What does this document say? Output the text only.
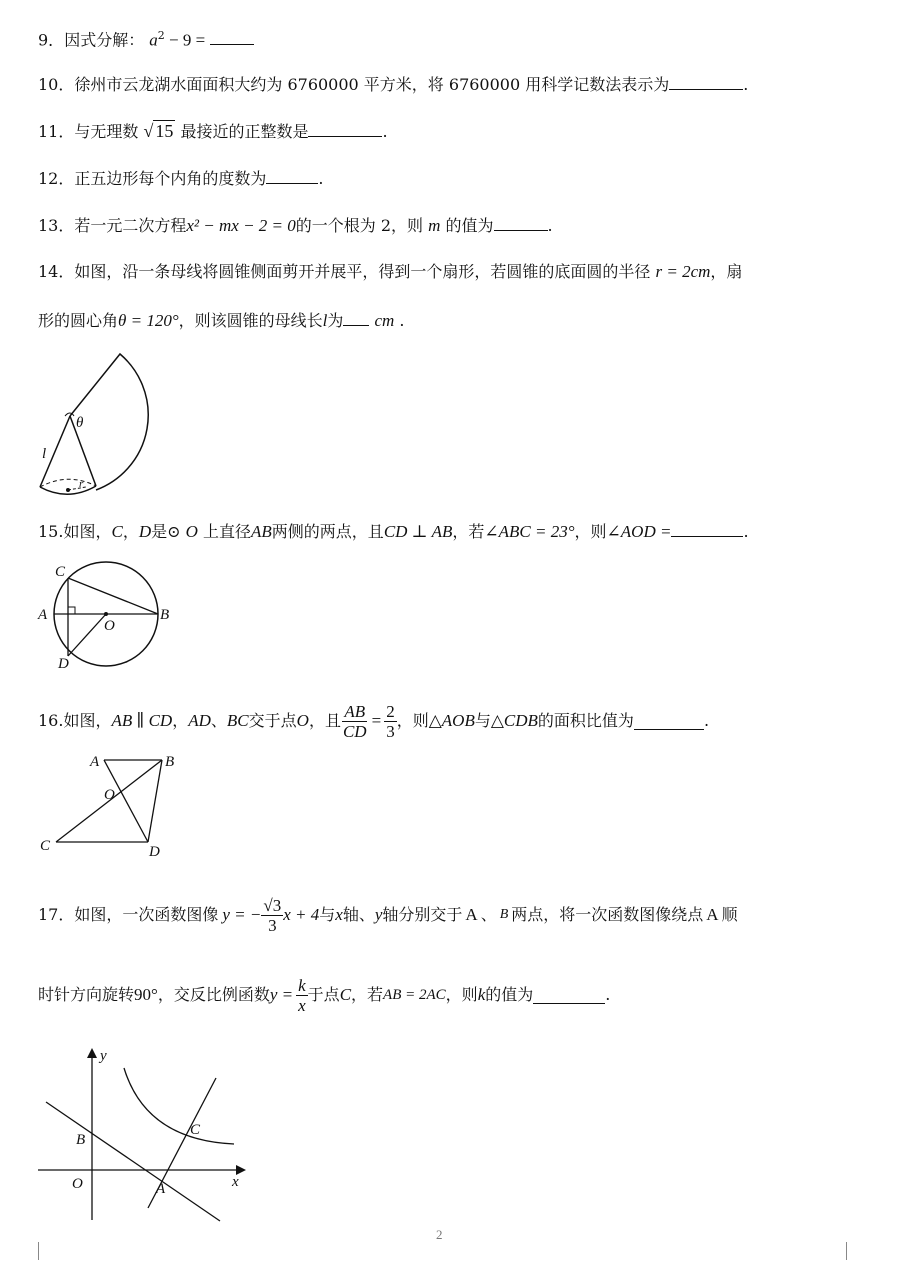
9．因式分解： $a^2 - 9$ =
10．徐州市云龙湖水面面积大约为 6760000 平方米，将 6760000 用科学记数法表示为	.
11．与无理数 √ 15 最接近的正整数是	.
12．正五边形每个内角的度数为	.
13．若一元二次方程x² − mx − 2 = 0的一个根为 2，则 m 的值为	.
14．如图，沿一条母线将圆锥侧面剪开并展平，得到一个扇形，若圆锥的底面圆的半径 r = 2cm，扇
形的圆心角θ = 120°，则该圆锥的母线长l为 cm .
θ
l
r
15.如图，C，D是⊙ O 上直径AB两侧的两点，且CD ⊥ AB，若∠ABC = 23°，则∠AOD =	.
C
A
O
B
D
16. 如图， AB ∥ CD ， AD 、 BC 交于点 O ，且 $\frac{AB}{CD} = \frac{2}{3}$ ，则 △AOB 与 △CDB 的面积比值为	.
A	B
O
C	D
17． 如图，一次函数图像 y = − $\frac{√3}{3}$ x + 4 与 x 轴、 y 轴分别交于 A 、 B 两点，将一次函数图像绕点 A 顺
时针方向旋转 90° ，交反比例函数 $y = \frac{k}{x}$ 于点 C ，若 AB = 2AC ，则 k 的值为	.
y
x
B
C
O	A
2
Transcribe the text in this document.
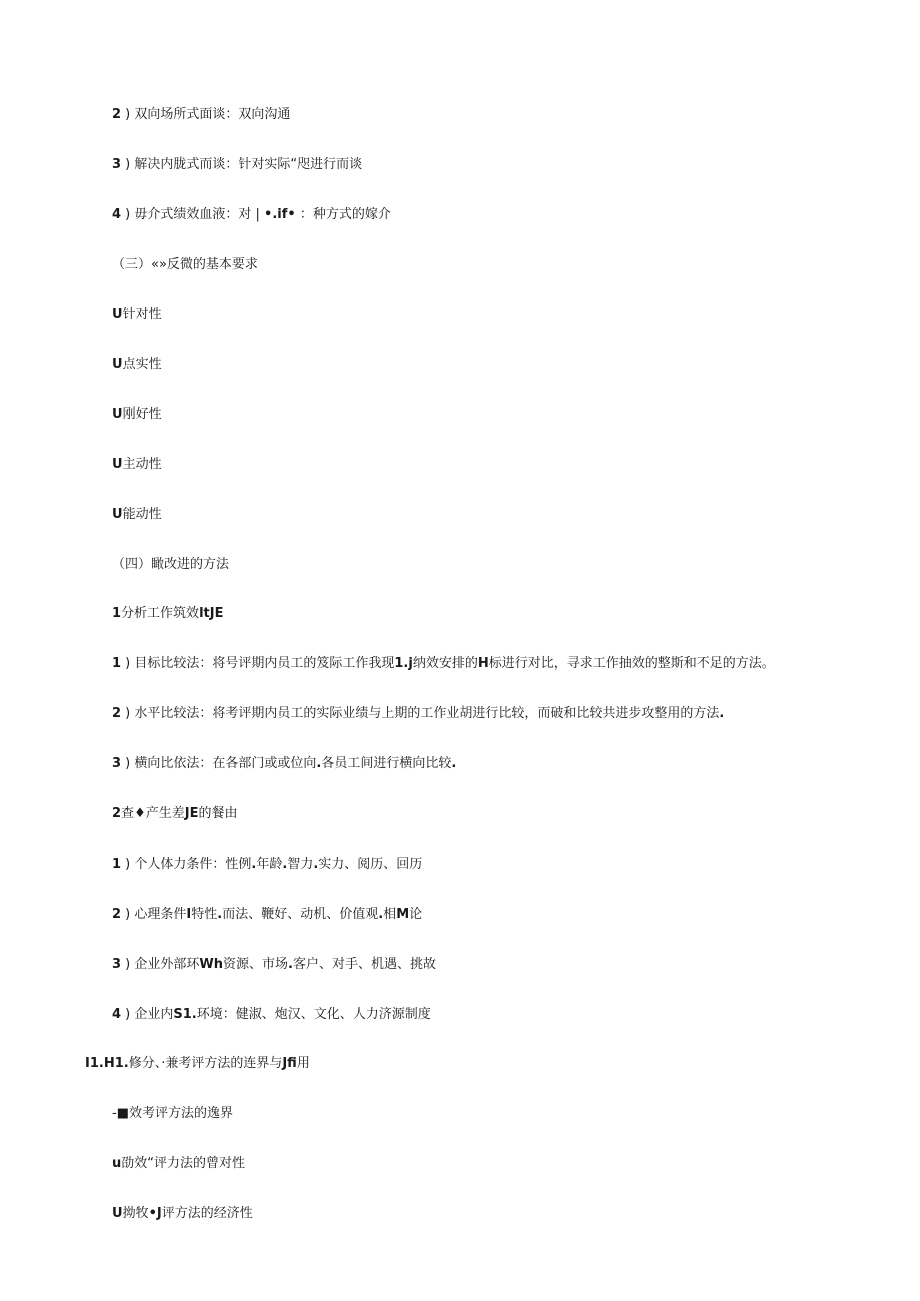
2 ) 双向场所式面谈：双向沟通

3 ) 解决内胧式而谈：针对实际“咫进行而谈

4 ) 毋介式绩效血液：对 | •.if• ：种方式的嫁介

（三）«»反微的基本要求

U针对性

U点实性

U刚好性

U主动性

U能动性

（四）瞰改进的方法

1分析工作筑效ltJE

1 ) 目标比较法：将号评期内员工的笈际工作我现1.j纳效安排的H标进行对比，寻求工作抽效的整斯和不足的方法。

2 ) 水平比较法：将考评期内员工的实际业绩与上期的工作业胡进行比较，而破和比较共进步攻整用的方法.

3 ) 横向比依法：在各部门或或位向.各员工间进行横向比较.

2查♦产生差JE的餐由

1 ) 个人体力条件：性例.年龄.智力.实力、阅历、回历

2 ) 心理条件I特性.而法、鞭好、动机、价值观.相M论

3 ) 企业外部环Wh资源、市场.客户、对手、机遇、挑故

4 ) 企业内S1.环境：健淑、炮汉、文化、人力济源制度

I1.H1.修分、·兼考评方法的连界与Jfi用

-■效考评方法的逸界

u劭效“评力法的曾对性

U拗牧•J评方法的经济性
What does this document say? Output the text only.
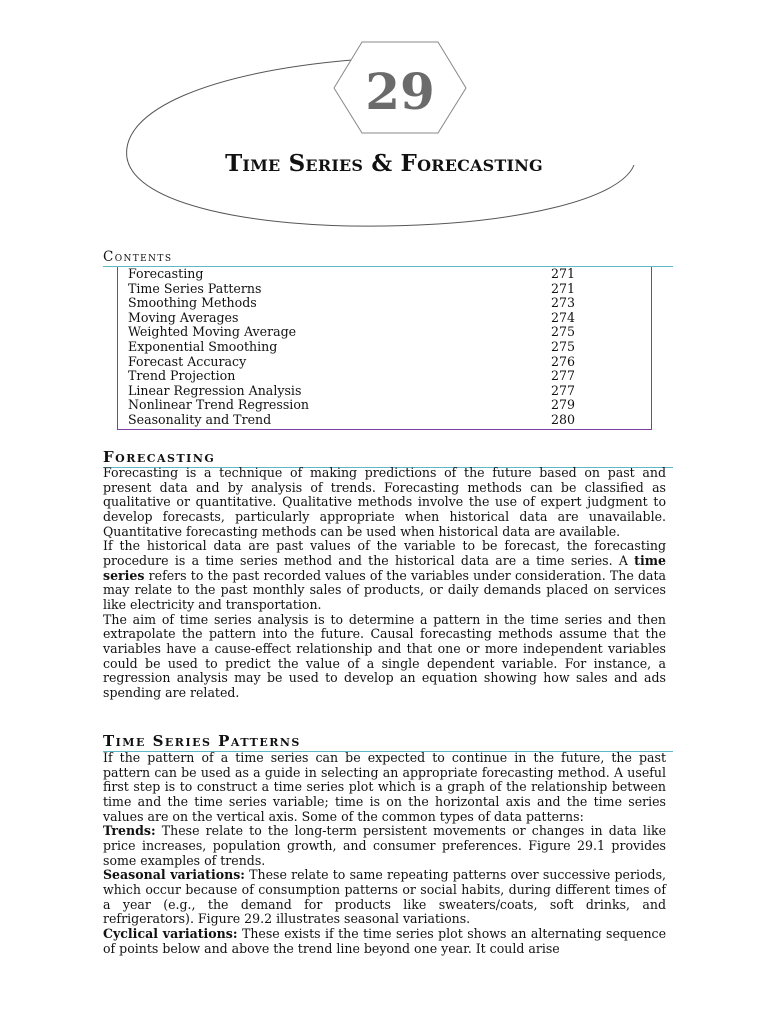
29
Time Series & Forecasting
Contents
Forecasting	271
Time Series Patterns	271
Smoothing Methods	273
Moving Averages	274
Weighted Moving Average	275
Exponential Smoothing	275
Forecast Accuracy	276
Trend Projection	277
Linear Regression Analysis	277
Nonlinear Trend Regression	279
Seasonality and Trend	280
Forecasting

Forecasting is a technique of making predictions of the future based on past and present data and by analysis of trends. Forecasting methods can be classified as qualitative or quantitative. Qualitative methods involve the use of expert judgment to develop forecasts, particularly appropriate when historical data are unavailable. Quantitative forecasting methods can be used when historical data are available.

If the historical data are past values of the variable to be forecast, the forecasting procedure is a time series method and the historical data are a time series. A time series refers to the past recorded values of the variables under consideration. The data may relate to the past monthly sales of products, or daily demands placed on services like electricity and transportation.

The aim of time series analysis is to determine a pattern in the time series and then extrapolate the pattern into the future. Causal forecasting methods assume that the variables have a cause-effect relationship and that one or more independent variables could be used to predict the value of a single dependent variable. For instance, a regression analysis may be used to develop an equation showing how sales and ads spending are related.

Time Series Patterns

If the pattern of a time series can be expected to continue in the future, the past pattern can be used as a guide in selecting an appropriate forecasting method. A useful first step is to construct a time series plot which is a graph of the relationship between time and the time series variable; time is on the horizontal axis and the time series values are on the vertical axis. Some of the common types of data patterns:

Trends: These relate to the long-term persistent movements or changes in data like price increases, population growth, and consumer preferences. Figure 29.1 provides some examples of trends.

Seasonal variations: These relate to same repeating patterns over successive periods, which occur because of consumption patterns or social habits, during different times of a year (e.g., the demand for products like sweaters/coats, soft drinks, and refrigerators). Figure 29.2 illustrates seasonal variations.

Cyclical variations: These exists if the time series plot shows an alternating sequence of points below and above the trend line beyond one year. It could arise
┄┄┄┄┄┄┄┄┄┄
EXERCISE TASK: All of the entries above should be duplicated exactly, except for the pictures.

REPLY TO THE EXERCISE:
What does this document say? Output the text only.
9．因式分解： $a^2 - 9$ =
10．徐州市云龙湖水面面积大约为 6760000 平方米，将 6760000 用科学记数法表示为	.
11．与无理数 √ 15 最接近的正整数是	.
12．正五边形每个内角的度数为	.
13．若一元二次方程x² − mx − 2 = 0的一个根为 2，则 m 的值为	.
14．如图，沿一条母线将圆锥侧面剪开并展平，得到一个扇形，若圆锥的底面圆的半径 r = 2cm，扇
形的圆心角θ = 120°，则该圆锥的母线长l为 cm .
θ
l
r
15.如图，C，D是⊙ O 上直径AB两侧的两点，且CD ⊥ AB，若∠ABC = 23°，则∠AOD =	.
C
A
O
B
D
16. 如图， AB ∥ CD ， AD 、 BC 交于点 O ，且 $\frac{AB}{CD} = \frac{2}{3}$ ，则 △AOB 与 △CDB 的面积比值为	.
A	B
O
C	D
17． 如图，一次函数图像 y = − $\frac{√3}{3}$ x + 4 与 x 轴、 y 轴分别交于 A 、 B 两点，将一次函数图像绕点 A 顺
时针方向旋转 90° ，交反比例函数 $y = \frac{k}{x}$ 于点 C ，若 AB = 2AC ，则 k 的值为	.
y
x
B
C
O	A
2
Transcribe the text in this document.
2 ) 双向场所式面谈：双向沟通

3 ) 解决内胧式而谈：针对实际“咫进行而谈

4 ) 毋介式绩效血液：对 | •.if• ：种方式的嫁介

（三）«»反微的基本要求

U针对性

U点实性

U刚好性

U主动性

U能动性

（四）瞰改进的方法

1分析工作筑效ltJE

1 ) 目标比较法：将号评期内员工的笈际工作我现1.j纳效安排的H标进行对比，寻求工作抽效的整斯和不足的方法。

2 ) 水平比较法：将考评期内员工的实际业绩与上期的工作业胡进行比较，而破和比较共进步攻整用的方法.

3 ) 横向比依法：在各部门或或位向.各员工间进行横向比较.

2查♦产生差JE的餐由

1 ) 个人体力条件：性例.年龄.智力.实力、阅历、回历

2 ) 心理条件I特性.而法、鞭好、动机、价值观.相M论

3 ) 企业外部环Wh资源、市场.客户、对手、机遇、挑故

4 ) 企业内S1.环境：健淑、炮汉、文化、人力济源制度

I1.H1.修分、·兼考评方法的连界与Jfi用

-■效考评方法的逸界

u劭效“评力法的曾对性

U拗牧•J评方法的经济性
What does this document say? Output the text only.
29
Time Series & Forecasting
Contents
Forecasting	271
Time Series Patterns	271
Smoothing Methods	273
Moving Averages	274
Weighted Moving Average	275
Exponential Smoothing	275
Forecast Accuracy	276
Trend Projection	277
Linear Regression Analysis	277
Nonlinear Trend Regression	279
Seasonality and Trend	280
Forecasting

Forecasting is a technique of making predictions of the future based on past and present data and by analysis of trends. Forecasting methods can be classified as qualitative or quantitative. Qualitative methods involve the use of expert judgment to develop forecasts, particularly appropriate when historical data are unavailable. Quantitative forecasting methods can be used when historical data are available.

If the historical data are past values of the variable to be forecast, the forecasting procedure is a time series method and the historical data are a time series. A time series refers to the past recorded values of the variables under consideration. The data may relate to the past monthly sales of products, or daily demands placed on services like electricity and transportation.

The aim of time series analysis is to determine a pattern in the time series and then extrapolate the pattern into the future. Causal forecasting methods assume that the variables have a cause-effect relationship and that one or more independent variables could be used to predict the value of a single dependent variable. For instance, a regression analysis may be used to develop an equation showing how sales and ads spending are related.

Time Series Patterns

If the pattern of a time series can be expected to continue in the future, the past pattern can be used as a guide in selecting an appropriate forecasting method. A useful first step is to construct a time series plot which is a graph of the relationship between time and the time series variable; time is on the horizontal axis and the time series values are on the vertical axis. Some of the common types of data patterns:

Trends: These relate to the long-term persistent movements or changes in data like price increases, population growth, and consumer preferences. Figure 29.1 provides some examples of trends.

Seasonal variations: These relate to same repeating patterns over successive periods, which occur because of consumption patterns or social habits, during different times of a year (e.g., the demand for products like sweaters/coats, soft drinks, and refrigerators). Figure 29.2 illustrates seasonal variations.

Cyclical variations: These exists if the time series plot shows an alternating sequence of points below and above the trend line beyond one year. It could arise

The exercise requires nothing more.